* _Exercise objective_
Reproduce each of the rows below character for character, leaving nothing out and changing nothing.

Layout annotation data
──────────────────────────────
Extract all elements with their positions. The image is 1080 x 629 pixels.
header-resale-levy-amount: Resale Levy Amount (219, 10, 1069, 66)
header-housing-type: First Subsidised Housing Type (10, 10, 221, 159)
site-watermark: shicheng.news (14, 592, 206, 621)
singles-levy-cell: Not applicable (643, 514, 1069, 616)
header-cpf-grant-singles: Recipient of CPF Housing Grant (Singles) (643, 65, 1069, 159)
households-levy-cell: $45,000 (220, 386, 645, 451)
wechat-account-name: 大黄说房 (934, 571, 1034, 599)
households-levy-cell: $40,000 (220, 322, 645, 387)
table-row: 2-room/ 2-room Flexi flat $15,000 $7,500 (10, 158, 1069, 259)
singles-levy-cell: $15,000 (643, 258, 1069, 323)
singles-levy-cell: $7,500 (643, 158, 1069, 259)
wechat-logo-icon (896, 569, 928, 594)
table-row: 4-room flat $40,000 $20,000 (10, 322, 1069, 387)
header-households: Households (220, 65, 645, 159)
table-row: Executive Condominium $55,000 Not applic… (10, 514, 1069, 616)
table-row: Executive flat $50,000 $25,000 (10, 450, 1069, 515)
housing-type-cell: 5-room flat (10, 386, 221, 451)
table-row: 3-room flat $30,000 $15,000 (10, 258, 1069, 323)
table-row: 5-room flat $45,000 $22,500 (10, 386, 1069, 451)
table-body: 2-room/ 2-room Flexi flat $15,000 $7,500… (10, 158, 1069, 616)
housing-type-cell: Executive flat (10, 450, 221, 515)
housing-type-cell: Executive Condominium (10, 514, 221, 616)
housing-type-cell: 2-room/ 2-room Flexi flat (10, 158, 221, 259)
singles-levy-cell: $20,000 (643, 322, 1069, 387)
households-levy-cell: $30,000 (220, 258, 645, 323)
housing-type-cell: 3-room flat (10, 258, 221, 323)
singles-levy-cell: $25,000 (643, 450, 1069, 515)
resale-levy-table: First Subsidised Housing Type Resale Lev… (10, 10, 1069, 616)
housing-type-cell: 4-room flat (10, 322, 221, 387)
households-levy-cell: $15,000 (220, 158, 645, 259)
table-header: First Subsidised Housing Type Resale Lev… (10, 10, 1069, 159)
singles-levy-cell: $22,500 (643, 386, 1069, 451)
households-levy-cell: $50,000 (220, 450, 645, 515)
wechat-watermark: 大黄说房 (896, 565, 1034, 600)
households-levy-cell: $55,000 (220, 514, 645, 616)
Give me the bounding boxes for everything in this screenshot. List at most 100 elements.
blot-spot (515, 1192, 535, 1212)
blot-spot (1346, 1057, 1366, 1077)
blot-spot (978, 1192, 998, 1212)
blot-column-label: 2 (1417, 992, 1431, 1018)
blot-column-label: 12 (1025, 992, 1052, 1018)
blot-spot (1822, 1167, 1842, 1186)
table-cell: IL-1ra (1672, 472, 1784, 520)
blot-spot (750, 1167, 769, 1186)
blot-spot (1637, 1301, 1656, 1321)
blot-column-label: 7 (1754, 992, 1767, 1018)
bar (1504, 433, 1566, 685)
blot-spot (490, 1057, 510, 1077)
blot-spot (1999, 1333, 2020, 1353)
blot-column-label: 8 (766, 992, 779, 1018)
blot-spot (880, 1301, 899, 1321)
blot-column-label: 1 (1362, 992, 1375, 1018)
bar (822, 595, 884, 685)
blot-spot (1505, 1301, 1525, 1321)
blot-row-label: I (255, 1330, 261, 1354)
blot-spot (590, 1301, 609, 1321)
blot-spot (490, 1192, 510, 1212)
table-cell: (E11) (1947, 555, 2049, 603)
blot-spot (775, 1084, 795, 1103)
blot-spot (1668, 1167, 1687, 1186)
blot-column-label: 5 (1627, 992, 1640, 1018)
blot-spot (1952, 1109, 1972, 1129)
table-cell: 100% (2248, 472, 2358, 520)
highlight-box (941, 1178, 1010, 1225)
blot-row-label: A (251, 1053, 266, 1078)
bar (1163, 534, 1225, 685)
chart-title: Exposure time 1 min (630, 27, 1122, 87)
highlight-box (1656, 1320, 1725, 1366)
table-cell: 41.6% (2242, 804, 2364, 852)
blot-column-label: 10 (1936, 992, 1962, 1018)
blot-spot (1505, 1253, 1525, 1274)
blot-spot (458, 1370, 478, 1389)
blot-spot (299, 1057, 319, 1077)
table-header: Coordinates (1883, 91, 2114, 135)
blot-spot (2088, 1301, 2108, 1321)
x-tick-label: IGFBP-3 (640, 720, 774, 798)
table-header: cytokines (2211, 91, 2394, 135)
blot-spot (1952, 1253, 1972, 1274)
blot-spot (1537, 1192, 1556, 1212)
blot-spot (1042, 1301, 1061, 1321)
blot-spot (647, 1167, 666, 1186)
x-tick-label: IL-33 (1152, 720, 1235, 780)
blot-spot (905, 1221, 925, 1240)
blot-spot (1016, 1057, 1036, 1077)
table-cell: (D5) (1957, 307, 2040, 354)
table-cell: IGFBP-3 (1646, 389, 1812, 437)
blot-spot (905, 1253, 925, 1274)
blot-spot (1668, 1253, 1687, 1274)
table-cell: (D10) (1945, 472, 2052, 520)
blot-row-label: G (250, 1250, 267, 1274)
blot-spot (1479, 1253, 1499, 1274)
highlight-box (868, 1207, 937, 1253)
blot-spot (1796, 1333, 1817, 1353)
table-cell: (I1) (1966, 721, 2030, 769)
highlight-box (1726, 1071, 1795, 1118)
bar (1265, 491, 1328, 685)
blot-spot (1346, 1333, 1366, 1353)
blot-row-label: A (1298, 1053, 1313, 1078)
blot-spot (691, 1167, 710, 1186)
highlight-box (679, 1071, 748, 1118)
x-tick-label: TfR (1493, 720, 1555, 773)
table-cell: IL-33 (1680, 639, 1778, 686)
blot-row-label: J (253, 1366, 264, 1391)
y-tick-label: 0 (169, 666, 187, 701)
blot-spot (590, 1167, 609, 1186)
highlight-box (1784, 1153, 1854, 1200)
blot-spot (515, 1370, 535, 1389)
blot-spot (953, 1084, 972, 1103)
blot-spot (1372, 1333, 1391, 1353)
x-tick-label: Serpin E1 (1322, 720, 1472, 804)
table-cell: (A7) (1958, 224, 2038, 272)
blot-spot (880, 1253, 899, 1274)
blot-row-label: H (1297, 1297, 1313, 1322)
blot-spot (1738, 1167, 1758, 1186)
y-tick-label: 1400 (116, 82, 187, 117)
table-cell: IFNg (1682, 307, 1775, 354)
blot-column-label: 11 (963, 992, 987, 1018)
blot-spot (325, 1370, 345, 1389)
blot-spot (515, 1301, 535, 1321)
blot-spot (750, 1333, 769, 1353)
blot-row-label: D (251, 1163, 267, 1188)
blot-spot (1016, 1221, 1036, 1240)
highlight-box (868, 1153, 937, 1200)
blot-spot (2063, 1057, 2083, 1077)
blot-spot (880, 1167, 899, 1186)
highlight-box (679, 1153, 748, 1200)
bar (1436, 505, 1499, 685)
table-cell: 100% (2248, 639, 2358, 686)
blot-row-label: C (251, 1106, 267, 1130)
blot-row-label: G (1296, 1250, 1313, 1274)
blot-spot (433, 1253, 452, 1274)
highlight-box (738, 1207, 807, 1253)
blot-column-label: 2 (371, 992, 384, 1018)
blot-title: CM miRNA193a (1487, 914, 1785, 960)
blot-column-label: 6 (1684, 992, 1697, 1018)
──────────────────────────────
* _Answer for this exercise_
Extract all elements with their positions. The image is 1080 x 629 pixels.
header-resale-levy-amount: Resale Levy Amount (219, 10, 1069, 66)
header-housing-type: First Subsidised Housing Type (10, 10, 221, 159)
site-watermark: shicheng.news (14, 592, 206, 621)
singles-levy-cell: Not applicable (643, 514, 1069, 616)
header-cpf-grant-singles: Recipient of CPF Housing Grant (Singles) (643, 65, 1069, 159)
households-levy-cell: $45,000 (220, 386, 645, 451)
wechat-account-name: 大黄说房 (934, 571, 1034, 599)
households-levy-cell: $40,000 (220, 322, 645, 387)
table-row: 2-room/ 2-room Flexi flat $15,000 $7,500 (10, 158, 1069, 259)
singles-levy-cell: $15,000 (643, 258, 1069, 323)
singles-levy-cell: $7,500 (643, 158, 1069, 259)
wechat-logo-icon (896, 569, 928, 594)
table-row: 4-room flat $40,000 $20,000 (10, 322, 1069, 387)
header-households: Households (220, 65, 645, 159)
table-row: Executive Condominium $55,000 Not applic… (10, 514, 1069, 616)
table-row: Executive flat $50,000 $25,000 (10, 450, 1069, 515)
housing-type-cell: 5-room flat (10, 386, 221, 451)
table-row: 3-room flat $30,000 $15,000 (10, 258, 1069, 323)
table-row: 5-room flat $45,000 $22,500 (10, 386, 1069, 451)
table-body: 2-room/ 2-room Flexi flat $15,000 $7,500… (10, 158, 1069, 616)
housing-type-cell: Executive flat (10, 450, 221, 515)
housing-type-cell: Executive Condominium (10, 514, 221, 616)
housing-type-cell: 2-room/ 2-room Flexi flat (10, 158, 221, 259)
singles-levy-cell: $20,000 (643, 322, 1069, 387)
households-levy-cell: $30,000 (220, 258, 645, 323)
housing-type-cell: 3-room flat (10, 258, 221, 323)
singles-levy-cell: $25,000 (643, 450, 1069, 515)
resale-levy-table: First Subsidised Housing Type Resale Lev… (10, 10, 1069, 616)
housing-type-cell: 4-room flat (10, 322, 221, 387)
households-levy-cell: $15,000 (220, 158, 645, 259)
table-header: First Subsidised Housing Type Resale Lev… (10, 10, 1069, 159)
singles-levy-cell: $22,500 (643, 386, 1069, 451)
households-levy-cell: $50,000 (220, 450, 645, 515)
wechat-watermark: 大黄说房 (896, 565, 1034, 600)
households-levy-cell: $55,000 (220, 514, 645, 616)
Give me the bounding boxes for everything in this screenshot. List at most 100 elements.
blot-spot (515, 1192, 535, 1212)
blot-spot (1346, 1057, 1366, 1077)
blot-spot (978, 1192, 998, 1212)
blot-column-label: 2 (1417, 992, 1431, 1018)
blot-column-label: 12 (1025, 992, 1052, 1018)
blot-spot (1822, 1167, 1842, 1186)
table-cell: IL-1ra (1672, 472, 1784, 520)
blot-spot (750, 1167, 769, 1186)
blot-spot (1637, 1301, 1656, 1321)
blot-column-label: 7 (1754, 992, 1767, 1018)
bar (1504, 433, 1566, 685)
blot-spot (490, 1057, 510, 1077)
blot-spot (1999, 1333, 2020, 1353)
blot-column-label: 8 (766, 992, 779, 1018)
blot-spot (880, 1301, 899, 1321)
blot-column-label: 1 (1362, 992, 1375, 1018)
bar (822, 595, 884, 685)
blot-spot (1505, 1301, 1525, 1321)
blot-row-label: I (255, 1330, 261, 1354)
blot-spot (590, 1301, 609, 1321)
blot-spot (490, 1192, 510, 1212)
table-cell: (E11) (1947, 555, 2049, 603)
blot-spot (775, 1084, 795, 1103)
blot-spot (1668, 1167, 1687, 1186)
blot-column-label: 5 (1627, 992, 1640, 1018)
blot-spot (1952, 1109, 1972, 1129)
table-cell: 100% (2248, 472, 2358, 520)
highlight-box (941, 1178, 1010, 1225)
blot-row-label: A (251, 1053, 266, 1078)
bar (1163, 534, 1225, 685)
chart-title: Exposure time 1 min (630, 27, 1122, 87)
highlight-box (1656, 1320, 1725, 1366)
table-cell: 41.6% (2242, 804, 2364, 852)
blot-column-label: 10 (1936, 992, 1962, 1018)
blot-spot (1505, 1253, 1525, 1274)
blot-spot (458, 1370, 478, 1389)
blot-spot (299, 1057, 319, 1077)
table-header: Coordinates (1883, 91, 2114, 135)
blot-spot (2088, 1301, 2108, 1321)
x-tick-label: IGFBP-3 (640, 720, 774, 798)
table-header: cytokines (2211, 91, 2394, 135)
blot-spot (1952, 1253, 1972, 1274)
blot-spot (1537, 1192, 1556, 1212)
blot-spot (1042, 1301, 1061, 1321)
blot-spot (647, 1167, 666, 1186)
x-tick-label: IL-33 (1152, 720, 1235, 780)
blot-spot (905, 1221, 925, 1240)
blot-spot (1016, 1057, 1036, 1077)
table-cell: (D5) (1957, 307, 2040, 354)
table-cell: IGFBP-3 (1646, 389, 1812, 437)
blot-spot (905, 1253, 925, 1274)
blot-spot (1668, 1253, 1687, 1274)
table-cell: (D10) (1945, 472, 2052, 520)
blot-row-label: G (250, 1250, 267, 1274)
blot-spot (1479, 1253, 1499, 1274)
highlight-box (868, 1207, 937, 1253)
blot-spot (1796, 1333, 1817, 1353)
table-cell: (I1) (1966, 721, 2030, 769)
highlight-box (1726, 1071, 1795, 1118)
bar (1265, 491, 1328, 685)
blot-spot (1346, 1333, 1366, 1353)
blot-row-label: A (1298, 1053, 1313, 1078)
blot-spot (691, 1167, 710, 1186)
highlight-box (679, 1071, 748, 1118)
x-tick-label: TfR (1493, 720, 1555, 773)
table-cell: IL-33 (1680, 639, 1778, 686)
blot-row-label: J (253, 1366, 264, 1391)
y-tick-label: 0 (169, 666, 187, 701)
blot-spot (590, 1167, 609, 1186)
highlight-box (1784, 1153, 1854, 1200)
blot-spot (515, 1370, 535, 1389)
blot-spot (953, 1084, 972, 1103)
blot-spot (1372, 1333, 1391, 1353)
x-tick-label: Serpin E1 (1322, 720, 1472, 804)
table-cell: (A7) (1958, 224, 2038, 272)
blot-spot (880, 1253, 899, 1274)
blot-row-label: H (1297, 1297, 1313, 1322)
blot-spot (1738, 1167, 1758, 1186)
y-tick-label: 1400 (116, 82, 187, 117)
table-cell: IFNg (1682, 307, 1775, 354)
blot-column-label: 11 (963, 992, 987, 1018)
blot-spot (325, 1370, 345, 1389)
blot-spot (515, 1301, 535, 1321)
blot-spot (750, 1333, 769, 1353)
blot-row-label: D (251, 1163, 267, 1188)
blot-spot (1016, 1221, 1036, 1240)
highlight-box (868, 1153, 937, 1200)
blot-spot (2063, 1057, 2083, 1077)
blot-spot (880, 1167, 899, 1186)
highlight-box (679, 1153, 748, 1200)
bar (1436, 505, 1499, 685)
table-cell: 100% (2248, 639, 2358, 686)
blot-row-label: C (251, 1106, 267, 1130)
blot-row-label: G (1296, 1250, 1313, 1274)
blot-spot (433, 1253, 452, 1274)
highlight-box (738, 1207, 807, 1253)
blot-column-label: 2 (371, 992, 384, 1018)
blot-title: CM miRNA193a (1487, 914, 1785, 960)
blot-column-label: 6 (1684, 992, 1697, 1018)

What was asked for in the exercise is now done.